The records that follow must be repeated verbatim, every one of them.

• Data for this exercise:
┏━━
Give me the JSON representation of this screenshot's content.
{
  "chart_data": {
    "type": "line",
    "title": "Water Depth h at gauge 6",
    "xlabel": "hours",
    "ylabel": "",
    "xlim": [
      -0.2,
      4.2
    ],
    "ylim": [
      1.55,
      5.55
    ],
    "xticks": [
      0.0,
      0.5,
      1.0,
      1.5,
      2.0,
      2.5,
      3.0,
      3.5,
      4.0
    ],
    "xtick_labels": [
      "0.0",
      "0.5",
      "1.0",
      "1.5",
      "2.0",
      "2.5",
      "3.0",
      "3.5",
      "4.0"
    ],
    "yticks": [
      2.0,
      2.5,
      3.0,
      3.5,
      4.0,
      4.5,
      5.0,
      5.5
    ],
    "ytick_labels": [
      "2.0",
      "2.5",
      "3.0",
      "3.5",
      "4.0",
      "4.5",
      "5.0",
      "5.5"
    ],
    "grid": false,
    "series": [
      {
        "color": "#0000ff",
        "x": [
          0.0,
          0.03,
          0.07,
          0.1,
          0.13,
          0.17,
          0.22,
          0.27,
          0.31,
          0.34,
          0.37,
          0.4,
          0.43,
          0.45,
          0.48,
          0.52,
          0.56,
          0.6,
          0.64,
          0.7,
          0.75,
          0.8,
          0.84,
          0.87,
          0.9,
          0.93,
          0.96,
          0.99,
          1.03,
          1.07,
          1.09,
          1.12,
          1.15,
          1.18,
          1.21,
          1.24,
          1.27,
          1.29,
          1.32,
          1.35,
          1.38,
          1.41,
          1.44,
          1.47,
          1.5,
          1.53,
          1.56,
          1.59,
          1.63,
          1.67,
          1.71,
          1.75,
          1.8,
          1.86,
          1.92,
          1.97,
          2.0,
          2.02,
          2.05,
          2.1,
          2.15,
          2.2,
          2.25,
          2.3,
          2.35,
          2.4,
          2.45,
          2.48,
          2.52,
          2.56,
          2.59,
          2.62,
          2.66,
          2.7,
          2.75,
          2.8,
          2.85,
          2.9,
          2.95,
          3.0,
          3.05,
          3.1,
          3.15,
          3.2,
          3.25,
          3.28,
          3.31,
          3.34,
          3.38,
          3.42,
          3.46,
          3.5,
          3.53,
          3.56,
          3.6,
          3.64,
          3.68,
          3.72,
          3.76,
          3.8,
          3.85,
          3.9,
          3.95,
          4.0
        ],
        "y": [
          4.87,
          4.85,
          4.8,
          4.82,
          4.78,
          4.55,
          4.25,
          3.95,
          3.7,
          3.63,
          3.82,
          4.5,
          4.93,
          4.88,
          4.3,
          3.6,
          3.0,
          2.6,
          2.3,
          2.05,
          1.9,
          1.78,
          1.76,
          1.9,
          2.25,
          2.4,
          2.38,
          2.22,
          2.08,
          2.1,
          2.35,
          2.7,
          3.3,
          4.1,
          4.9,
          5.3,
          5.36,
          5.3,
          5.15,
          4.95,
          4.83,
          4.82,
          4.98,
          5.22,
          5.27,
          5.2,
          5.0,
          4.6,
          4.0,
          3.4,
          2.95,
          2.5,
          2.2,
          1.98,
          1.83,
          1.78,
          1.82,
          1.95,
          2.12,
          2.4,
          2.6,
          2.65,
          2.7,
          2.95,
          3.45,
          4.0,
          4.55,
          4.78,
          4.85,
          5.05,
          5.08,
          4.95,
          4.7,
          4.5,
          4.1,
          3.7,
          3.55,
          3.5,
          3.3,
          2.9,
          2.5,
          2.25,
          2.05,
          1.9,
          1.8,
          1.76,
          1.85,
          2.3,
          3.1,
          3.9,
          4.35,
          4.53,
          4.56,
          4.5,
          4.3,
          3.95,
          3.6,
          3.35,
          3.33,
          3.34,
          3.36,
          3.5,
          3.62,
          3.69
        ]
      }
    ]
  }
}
┗━━
• Solution to the exercise:
Give me the JSON representation of this screenshot's content.
{
  "chart_data": {
    "type": "line",
    "title": "Water Depth h at gauge 6",
    "xlabel": "hours",
    "ylabel": "",
    "xlim": [
      -0.2,
      4.2
    ],
    "ylim": [
      1.55,
      5.55
    ],
    "xticks": [
      0.0,
      0.5,
      1.0,
      1.5,
      2.0,
      2.5,
      3.0,
      3.5,
      4.0
    ],
    "xtick_labels": [
      "0.0",
      "0.5",
      "1.0",
      "1.5",
      "2.0",
      "2.5",
      "3.0",
      "3.5",
      "4.0"
    ],
    "yticks": [
      2.0,
      2.5,
      3.0,
      3.5,
      4.0,
      4.5,
      5.0,
      5.5
    ],
    "ytick_labels": [
      "2.0",
      "2.5",
      "3.0",
      "3.5",
      "4.0",
      "4.5",
      "5.0",
      "5.5"
    ],
    "grid": false,
    "series": [
      {
        "color": "#0000ff",
        "x": [
          0.0,
          0.03,
          0.07,
          0.1,
          0.13,
          0.17,
          0.22,
          0.27,
          0.31,
          0.34,
          0.37,
          0.4,
          0.43,
          0.45,
          0.48,
          0.52,
          0.56,
          0.6,
          0.64,
          0.7,
          0.75,
          0.8,
          0.84,
          0.87,
          0.9,
          0.93,
          0.96,
          0.99,
          1.03,
          1.07,
          1.09,
          1.12,
          1.15,
          1.18,
          1.21,
          1.24,
          1.27,
          1.29,
          1.32,
          1.35,
          1.38,
          1.41,
          1.44,
          1.47,
          1.5,
          1.53,
          1.56,
          1.59,
          1.63,
          1.67,
          1.71,
          1.75,
          1.8,
          1.86,
          1.92,
          1.97,
          2.0,
          2.02,
          2.05,
          2.1,
          2.15,
          2.2,
          2.25,
          2.3,
          2.35,
          2.4,
          2.45,
          2.48,
          2.52,
          2.56,
          2.59,
          2.62,
          2.66,
          2.7,
          2.75,
          2.8,
          2.85,
          2.9,
          2.95,
          3.0,
          3.05,
          3.1,
          3.15,
          3.2,
          3.25,
          3.28,
          3.31,
          3.34,
          3.38,
          3.42,
          3.46,
          3.5,
          3.53,
          3.56,
          3.6,
          3.64,
          3.68,
          3.72,
          3.76,
          3.8,
          3.85,
          3.9,
          3.95,
          4.0
        ],
        "y": [
          4.87,
          4.85,
          4.8,
          4.82,
          4.78,
          4.55,
          4.25,
          3.95,
          3.7,
          3.63,
          3.82,
          4.5,
          4.93,
          4.88,
          4.3,
          3.6,
          3.0,
          2.6,
          2.3,
          2.05,
          1.9,
          1.78,
          1.76,
          1.9,
          2.25,
          2.4,
          2.38,
          2.22,
          2.08,
          2.1,
          2.35,
          2.7,
          3.3,
          4.1,
          4.9,
          5.3,
          5.36,
          5.3,
          5.15,
          4.95,
          4.83,
          4.82,
          4.98,
          5.22,
          5.27,
          5.2,
          5.0,
          4.6,
          4.0,
          3.4,
          2.95,
          2.5,
          2.2,
          1.98,
          1.83,
          1.78,
          1.82,
          1.95,
          2.12,
          2.4,
          2.6,
          2.65,
          2.7,
          2.95,
          3.45,
          4.0,
          4.55,
          4.78,
          4.85,
          5.05,
          5.08,
          4.95,
          4.7,
          4.5,
          4.1,
          3.7,
          3.55,
          3.5,
          3.3,
          2.9,
          2.5,
          2.25,
          2.05,
          1.9,
          1.8,
          1.76,
          1.85,
          2.3,
          3.1,
          3.9,
          4.35,
          4.53,
          4.56,
          4.5,
          4.3,
          3.95,
          3.6,
          3.35,
          3.33,
          3.34,
          3.36,
          3.5,
          3.62,
          3.69
        ]
      }
    ]
  }
}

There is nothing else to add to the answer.